** BEGIN RECORDS FOR THIS EXERCISE **

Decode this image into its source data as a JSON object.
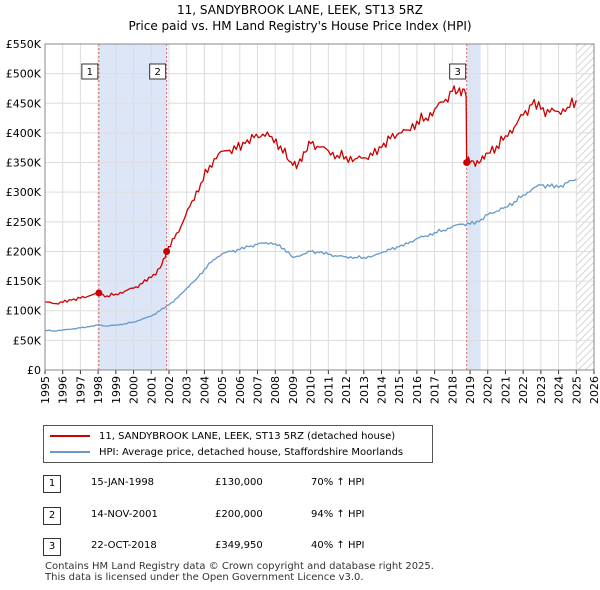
{
  "header": {
    "line1": "11, SANDYBROOK LANE, LEEK, ST13 5RZ",
    "line2": "Price paid vs. HM Land Registry's House Price Index (HPI)"
  },
  "colors": {
    "property": "#cc0000",
    "hpi": "#6699cc",
    "shade": "#dde6f7",
    "grid": "#dddddd",
    "marker_line": "#dd6666"
  },
  "chart_data": {
    "type": "line",
    "title": "11, SANDYBROOK LANE, LEEK, ST13 5RZ — Price paid vs. HM Land Registry's House Price Index (HPI)",
    "xlabel": "",
    "ylabel": "",
    "xlim": [
      1995,
      2026
    ],
    "ylim": [
      0,
      550000
    ],
    "grid": true,
    "legend_position": "below",
    "y_ticks": [
      {
        "value": 0,
        "label": "£0"
      },
      {
        "value": 50000,
        "label": "£50K"
      },
      {
        "value": 100000,
        "label": "£100K"
      },
      {
        "value": 150000,
        "label": "£150K"
      },
      {
        "value": 200000,
        "label": "£200K"
      },
      {
        "value": 250000,
        "label": "£250K"
      },
      {
        "value": 300000,
        "label": "£300K"
      },
      {
        "value": 350000,
        "label": "£350K"
      },
      {
        "value": 400000,
        "label": "£400K"
      },
      {
        "value": 450000,
        "label": "£450K"
      },
      {
        "value": 500000,
        "label": "£500K"
      },
      {
        "value": 550000,
        "label": "£550K"
      }
    ],
    "x_ticks": [
      "1995",
      "1996",
      "1997",
      "1998",
      "1999",
      "2000",
      "2001",
      "2002",
      "2003",
      "2004",
      "2005",
      "2006",
      "2007",
      "2008",
      "2009",
      "2010",
      "2011",
      "2012",
      "2013",
      "2014",
      "2015",
      "2016",
      "2017",
      "2018",
      "2019",
      "2020",
      "2021",
      "2022",
      "2023",
      "2024",
      "2025",
      "2026"
    ],
    "shaded_ranges": [
      [
        1998.04,
        2001.87
      ],
      [
        2018.81,
        2019.6
      ]
    ],
    "hatched_from": 2025.0,
    "sales": [
      {
        "label": "1",
        "x": 1998.04,
        "y": 130000
      },
      {
        "label": "2",
        "x": 2001.87,
        "y": 200000
      },
      {
        "label": "3",
        "x": 2018.81,
        "y": 349950
      }
    ],
    "series": [
      {
        "name": "11, SANDYBROOK LANE, LEEK, ST13 5RZ (detached house)",
        "x": [
          1995.0,
          1995.5,
          1996.0,
          1996.5,
          1997.0,
          1997.5,
          1998.04,
          1998.5,
          1999.0,
          1999.5,
          2000.0,
          2000.5,
          2001.0,
          2001.5,
          2001.87,
          2002.3,
          2002.8,
          2003.3,
          2003.8,
          2004.3,
          2004.8,
          2005.3,
          2005.8,
          2006.3,
          2006.8,
          2007.3,
          2007.8,
          2008.3,
          2008.8,
          2009.2,
          2009.6,
          2010.0,
          2010.5,
          2011.0,
          2011.5,
          2012.0,
          2012.5,
          2013.0,
          2013.5,
          2014.0,
          2014.5,
          2015.0,
          2015.5,
          2016.0,
          2016.5,
          2017.0,
          2017.5,
          2018.0,
          2018.4,
          2018.78,
          2018.81,
          2019.2,
          2019.6,
          2020.0,
          2020.5,
          2021.0,
          2021.5,
          2022.0,
          2022.5,
          2023.0,
          2023.5,
          2024.0,
          2024.5,
          2025.0
        ],
        "values": [
          115000,
          112000,
          114000,
          118000,
          121000,
          125000,
          130000,
          125000,
          128000,
          133000,
          138000,
          146000,
          156000,
          172000,
          200000,
          222000,
          250000,
          285000,
          315000,
          345000,
          365000,
          370000,
          372000,
          382000,
          392000,
          398000,
          394000,
          378000,
          352000,
          340000,
          368000,
          382000,
          376000,
          370000,
          362000,
          360000,
          356000,
          358000,
          362000,
          375000,
          390000,
          400000,
          405000,
          420000,
          425000,
          440000,
          452000,
          470000,
          476000,
          462000,
          349950,
          352000,
          352000,
          366000,
          378000,
          395000,
          410000,
          430000,
          448000,
          440000,
          435000,
          436000,
          443000,
          455000
        ]
      },
      {
        "name": "HPI: Average price, detached house, Staffordshire Moorlands",
        "x": [
          1995.0,
          1995.5,
          1996.0,
          1996.5,
          1997.0,
          1997.5,
          1998.0,
          1998.5,
          1999.0,
          1999.5,
          2000.0,
          2000.5,
          2001.0,
          2001.5,
          2002.0,
          2002.5,
          2003.0,
          2003.5,
          2004.0,
          2004.5,
          2005.0,
          2005.5,
          2006.0,
          2006.5,
          2007.0,
          2007.5,
          2008.0,
          2008.5,
          2009.0,
          2009.5,
          2010.0,
          2010.5,
          2011.0,
          2011.5,
          2012.0,
          2012.5,
          2013.0,
          2013.5,
          2014.0,
          2014.5,
          2015.0,
          2015.5,
          2016.0,
          2016.5,
          2017.0,
          2017.5,
          2018.0,
          2018.5,
          2019.0,
          2019.5,
          2020.0,
          2020.5,
          2021.0,
          2021.5,
          2022.0,
          2022.5,
          2023.0,
          2023.5,
          2024.0,
          2024.5,
          2025.0
        ],
        "values": [
          67000,
          66000,
          67500,
          69000,
          71000,
          73000,
          76000,
          74000,
          76000,
          78000,
          81000,
          86000,
          91000,
          100000,
          110000,
          122000,
          138000,
          152000,
          170000,
          186000,
          196000,
          200000,
          203000,
          208000,
          212000,
          215000,
          213000,
          205000,
          190000,
          194000,
          200000,
          198000,
          195000,
          192000,
          191000,
          190000,
          190000,
          192000,
          198000,
          203000,
          208000,
          213000,
          222000,
          226000,
          232000,
          236000,
          242000,
          246000,
          246000,
          250000,
          262000,
          268000,
          275000,
          284000,
          295000,
          305000,
          312000,
          310000,
          308000,
          316000,
          322000
        ]
      }
    ]
  },
  "legend": {
    "items": [
      {
        "label": "11, SANDYBROOK LANE, LEEK, ST13 5RZ (detached house)"
      },
      {
        "label": "HPI: Average price, detached house, Staffordshire Moorlands"
      }
    ]
  },
  "transactions": [
    {
      "num": "1",
      "date": "15-JAN-1998",
      "price": "£130,000",
      "delta": "70% ↑ HPI"
    },
    {
      "num": "2",
      "date": "14-NOV-2001",
      "price": "£200,000",
      "delta": "94% ↑ HPI"
    },
    {
      "num": "3",
      "date": "22-OCT-2018",
      "price": "£349,950",
      "delta": "40% ↑ HPI"
    }
  ],
  "footer": {
    "line1": "Contains HM Land Registry data © Crown copyright and database right 2025.",
    "line2": "This data is licensed under the Open Government Licence v3.0."
  }
}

** END RECORDS FOR THIS EXERCISE **

### EXERCISE PROMPT
Exclude all images and restate the records above word for word.

### CORRECT OUTPUT
Decode this image into its source data as a JSON object.
{
  "header": {
    "line1": "11, SANDYBROOK LANE, LEEK, ST13 5RZ",
    "line2": "Price paid vs. HM Land Registry's House Price Index (HPI)"
  },
  "colors": {
    "property": "#cc0000",
    "hpi": "#6699cc",
    "shade": "#dde6f7",
    "grid": "#dddddd",
    "marker_line": "#dd6666"
  },
  "chart_data": {
    "type": "line",
    "title": "11, SANDYBROOK LANE, LEEK, ST13 5RZ — Price paid vs. HM Land Registry's House Price Index (HPI)",
    "xlabel": "",
    "ylabel": "",
    "xlim": [
      1995,
      2026
    ],
    "ylim": [
      0,
      550000
    ],
    "grid": true,
    "legend_position": "below",
    "y_ticks": [
      {
        "value": 0,
        "label": "£0"
      },
      {
        "value": 50000,
        "label": "£50K"
      },
      {
        "value": 100000,
        "label": "£100K"
      },
      {
        "value": 150000,
        "label": "£150K"
      },
      {
        "value": 200000,
        "label": "£200K"
      },
      {
        "value": 250000,
        "label": "£250K"
      },
      {
        "value": 300000,
        "label": "£300K"
      },
      {
        "value": 350000,
        "label": "£350K"
      },
      {
        "value": 400000,
        "label": "£400K"
      },
      {
        "value": 450000,
        "label": "£450K"
      },
      {
        "value": 500000,
        "label": "£500K"
      },
      {
        "value": 550000,
        "label": "£550K"
      }
    ],
    "x_ticks": [
      "1995",
      "1996",
      "1997",
      "1998",
      "1999",
      "2000",
      "2001",
      "2002",
      "2003",
      "2004",
      "2005",
      "2006",
      "2007",
      "2008",
      "2009",
      "2010",
      "2011",
      "2012",
      "2013",
      "2014",
      "2015",
      "2016",
      "2017",
      "2018",
      "2019",
      "2020",
      "2021",
      "2022",
      "2023",
      "2024",
      "2025",
      "2026"
    ],
    "shaded_ranges": [
      [
        1998.04,
        2001.87
      ],
      [
        2018.81,
        2019.6
      ]
    ],
    "hatched_from": 2025.0,
    "sales": [
      {
        "label": "1",
        "x": 1998.04,
        "y": 130000
      },
      {
        "label": "2",
        "x": 2001.87,
        "y": 200000
      },
      {
        "label": "3",
        "x": 2018.81,
        "y": 349950
      }
    ],
    "series": [
      {
        "name": "11, SANDYBROOK LANE, LEEK, ST13 5RZ (detached house)",
        "x": [
          1995.0,
          1995.5,
          1996.0,
          1996.5,
          1997.0,
          1997.5,
          1998.04,
          1998.5,
          1999.0,
          1999.5,
          2000.0,
          2000.5,
          2001.0,
          2001.5,
          2001.87,
          2002.3,
          2002.8,
          2003.3,
          2003.8,
          2004.3,
          2004.8,
          2005.3,
          2005.8,
          2006.3,
          2006.8,
          2007.3,
          2007.8,
          2008.3,
          2008.8,
          2009.2,
          2009.6,
          2010.0,
          2010.5,
          2011.0,
          2011.5,
          2012.0,
          2012.5,
          2013.0,
          2013.5,
          2014.0,
          2014.5,
          2015.0,
          2015.5,
          2016.0,
          2016.5,
          2017.0,
          2017.5,
          2018.0,
          2018.4,
          2018.78,
          2018.81,
          2019.2,
          2019.6,
          2020.0,
          2020.5,
          2021.0,
          2021.5,
          2022.0,
          2022.5,
          2023.0,
          2023.5,
          2024.0,
          2024.5,
          2025.0
        ],
        "values": [
          115000,
          112000,
          114000,
          118000,
          121000,
          125000,
          130000,
          125000,
          128000,
          133000,
          138000,
          146000,
          156000,
          172000,
          200000,
          222000,
          250000,
          285000,
          315000,
          345000,
          365000,
          370000,
          372000,
          382000,
          392000,
          398000,
          394000,
          378000,
          352000,
          340000,
          368000,
          382000,
          376000,
          370000,
          362000,
          360000,
          356000,
          358000,
          362000,
          375000,
          390000,
          400000,
          405000,
          420000,
          425000,
          440000,
          452000,
          470000,
          476000,
          462000,
          349950,
          352000,
          352000,
          366000,
          378000,
          395000,
          410000,
          430000,
          448000,
          440000,
          435000,
          436000,
          443000,
          455000
        ]
      },
      {
        "name": "HPI: Average price, detached house, Staffordshire Moorlands",
        "x": [
          1995.0,
          1995.5,
          1996.0,
          1996.5,
          1997.0,
          1997.5,
          1998.0,
          1998.5,
          1999.0,
          1999.5,
          2000.0,
          2000.5,
          2001.0,
          2001.5,
          2002.0,
          2002.5,
          2003.0,
          2003.5,
          2004.0,
          2004.5,
          2005.0,
          2005.5,
          2006.0,
          2006.5,
          2007.0,
          2007.5,
          2008.0,
          2008.5,
          2009.0,
          2009.5,
          2010.0,
          2010.5,
          2011.0,
          2011.5,
          2012.0,
          2012.5,
          2013.0,
          2013.5,
          2014.0,
          2014.5,
          2015.0,
          2015.5,
          2016.0,
          2016.5,
          2017.0,
          2017.5,
          2018.0,
          2018.5,
          2019.0,
          2019.5,
          2020.0,
          2020.5,
          2021.0,
          2021.5,
          2022.0,
          2022.5,
          2023.0,
          2023.5,
          2024.0,
          2024.5,
          2025.0
        ],
        "values": [
          67000,
          66000,
          67500,
          69000,
          71000,
          73000,
          76000,
          74000,
          76000,
          78000,
          81000,
          86000,
          91000,
          100000,
          110000,
          122000,
          138000,
          152000,
          170000,
          186000,
          196000,
          200000,
          203000,
          208000,
          212000,
          215000,
          213000,
          205000,
          190000,
          194000,
          200000,
          198000,
          195000,
          192000,
          191000,
          190000,
          190000,
          192000,
          198000,
          203000,
          208000,
          213000,
          222000,
          226000,
          232000,
          236000,
          242000,
          246000,
          246000,
          250000,
          262000,
          268000,
          275000,
          284000,
          295000,
          305000,
          312000,
          310000,
          308000,
          316000,
          322000
        ]
      }
    ]
  },
  "legend": {
    "items": [
      {
        "label": "11, SANDYBROOK LANE, LEEK, ST13 5RZ (detached house)"
      },
      {
        "label": "HPI: Average price, detached house, Staffordshire Moorlands"
      }
    ]
  },
  "transactions": [
    {
      "num": "1",
      "date": "15-JAN-1998",
      "price": "£130,000",
      "delta": "70% ↑ HPI"
    },
    {
      "num": "2",
      "date": "14-NOV-2001",
      "price": "£200,000",
      "delta": "94% ↑ HPI"
    },
    {
      "num": "3",
      "date": "22-OCT-2018",
      "price": "£349,950",
      "delta": "40% ↑ HPI"
    }
  ],
  "footer": {
    "line1": "Contains HM Land Registry data © Crown copyright and database right 2025.",
    "line2": "This data is licensed under the Open Government Licence v3.0."
  }
}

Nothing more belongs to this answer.